:: SUPPLIED RECORDS
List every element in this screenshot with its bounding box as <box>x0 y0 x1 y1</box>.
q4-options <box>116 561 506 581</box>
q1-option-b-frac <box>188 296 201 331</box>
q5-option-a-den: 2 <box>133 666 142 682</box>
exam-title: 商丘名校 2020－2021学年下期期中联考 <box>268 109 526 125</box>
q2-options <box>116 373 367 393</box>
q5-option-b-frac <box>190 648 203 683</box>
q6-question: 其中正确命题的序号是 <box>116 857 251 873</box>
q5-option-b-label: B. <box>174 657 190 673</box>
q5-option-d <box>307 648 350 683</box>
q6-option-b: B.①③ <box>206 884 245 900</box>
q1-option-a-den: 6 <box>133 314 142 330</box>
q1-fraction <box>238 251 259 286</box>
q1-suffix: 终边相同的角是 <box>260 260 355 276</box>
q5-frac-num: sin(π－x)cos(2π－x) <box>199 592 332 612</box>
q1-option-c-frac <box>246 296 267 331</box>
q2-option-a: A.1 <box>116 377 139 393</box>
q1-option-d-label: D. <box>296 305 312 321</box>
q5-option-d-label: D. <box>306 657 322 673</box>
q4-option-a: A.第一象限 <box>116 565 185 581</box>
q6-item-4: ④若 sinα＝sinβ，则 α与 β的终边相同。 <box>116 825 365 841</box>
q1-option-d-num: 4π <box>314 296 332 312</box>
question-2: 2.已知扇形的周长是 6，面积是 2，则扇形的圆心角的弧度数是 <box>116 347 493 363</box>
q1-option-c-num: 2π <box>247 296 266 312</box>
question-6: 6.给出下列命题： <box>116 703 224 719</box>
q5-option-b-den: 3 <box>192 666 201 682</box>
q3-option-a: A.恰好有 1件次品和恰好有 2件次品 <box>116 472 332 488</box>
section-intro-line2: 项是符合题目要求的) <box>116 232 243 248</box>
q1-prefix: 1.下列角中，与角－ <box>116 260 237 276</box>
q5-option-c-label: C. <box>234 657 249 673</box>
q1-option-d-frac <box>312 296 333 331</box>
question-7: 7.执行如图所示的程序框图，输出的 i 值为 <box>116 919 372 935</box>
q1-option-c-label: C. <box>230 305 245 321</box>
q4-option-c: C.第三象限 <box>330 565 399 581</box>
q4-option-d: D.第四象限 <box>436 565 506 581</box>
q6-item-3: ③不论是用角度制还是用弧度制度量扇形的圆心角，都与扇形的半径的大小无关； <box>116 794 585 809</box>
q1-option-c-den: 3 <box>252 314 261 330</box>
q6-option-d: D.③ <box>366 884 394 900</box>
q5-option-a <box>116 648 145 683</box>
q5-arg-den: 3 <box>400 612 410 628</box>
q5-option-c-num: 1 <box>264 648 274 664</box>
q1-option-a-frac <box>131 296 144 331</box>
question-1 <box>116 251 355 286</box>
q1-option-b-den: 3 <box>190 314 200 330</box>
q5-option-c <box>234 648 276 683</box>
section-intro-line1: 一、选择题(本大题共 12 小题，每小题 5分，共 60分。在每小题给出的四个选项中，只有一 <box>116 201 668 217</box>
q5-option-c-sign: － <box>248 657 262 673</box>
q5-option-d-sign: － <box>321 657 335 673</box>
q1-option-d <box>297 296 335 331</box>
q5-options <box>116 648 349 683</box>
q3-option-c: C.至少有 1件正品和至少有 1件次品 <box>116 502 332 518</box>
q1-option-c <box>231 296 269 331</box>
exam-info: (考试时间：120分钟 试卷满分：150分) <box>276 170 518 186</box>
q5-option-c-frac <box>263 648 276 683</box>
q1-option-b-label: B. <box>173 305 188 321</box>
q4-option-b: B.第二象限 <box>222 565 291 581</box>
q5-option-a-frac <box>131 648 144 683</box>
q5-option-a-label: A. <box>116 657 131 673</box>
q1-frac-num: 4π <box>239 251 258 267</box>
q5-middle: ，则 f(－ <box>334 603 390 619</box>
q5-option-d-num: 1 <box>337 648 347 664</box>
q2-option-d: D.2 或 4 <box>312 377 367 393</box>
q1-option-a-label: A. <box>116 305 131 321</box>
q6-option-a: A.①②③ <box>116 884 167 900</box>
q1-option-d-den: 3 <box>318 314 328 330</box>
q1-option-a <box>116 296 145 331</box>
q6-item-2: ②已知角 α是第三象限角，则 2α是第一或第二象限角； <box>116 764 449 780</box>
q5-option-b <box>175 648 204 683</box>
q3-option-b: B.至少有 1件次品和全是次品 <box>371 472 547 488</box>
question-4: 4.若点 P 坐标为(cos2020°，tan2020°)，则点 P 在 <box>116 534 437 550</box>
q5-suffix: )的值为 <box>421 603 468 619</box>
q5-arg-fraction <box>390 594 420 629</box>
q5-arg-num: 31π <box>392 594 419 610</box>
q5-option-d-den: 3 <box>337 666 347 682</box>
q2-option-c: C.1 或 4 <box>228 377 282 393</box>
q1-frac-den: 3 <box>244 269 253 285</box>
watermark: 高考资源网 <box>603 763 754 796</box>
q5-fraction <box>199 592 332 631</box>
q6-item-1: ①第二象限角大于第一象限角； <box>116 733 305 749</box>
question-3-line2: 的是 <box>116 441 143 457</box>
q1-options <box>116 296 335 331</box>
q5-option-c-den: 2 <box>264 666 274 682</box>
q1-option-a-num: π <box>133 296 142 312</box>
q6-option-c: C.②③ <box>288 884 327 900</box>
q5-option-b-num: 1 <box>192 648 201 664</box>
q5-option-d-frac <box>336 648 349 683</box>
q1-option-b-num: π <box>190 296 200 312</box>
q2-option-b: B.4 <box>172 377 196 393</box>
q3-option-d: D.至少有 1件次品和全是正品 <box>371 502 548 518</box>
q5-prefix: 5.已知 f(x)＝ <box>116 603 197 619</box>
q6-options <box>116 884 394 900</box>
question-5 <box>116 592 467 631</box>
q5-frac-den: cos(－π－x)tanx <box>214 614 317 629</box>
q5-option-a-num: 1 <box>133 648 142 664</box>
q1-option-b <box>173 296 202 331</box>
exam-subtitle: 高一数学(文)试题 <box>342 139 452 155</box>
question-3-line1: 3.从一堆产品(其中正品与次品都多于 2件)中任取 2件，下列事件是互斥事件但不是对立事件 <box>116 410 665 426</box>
::::
# [WHAT YOU NEED TO DO]
How many lines in the listing above contain the string "section"? Case counts. Reply with the number alone.

# [RESULT OF THE EXERCISE]
2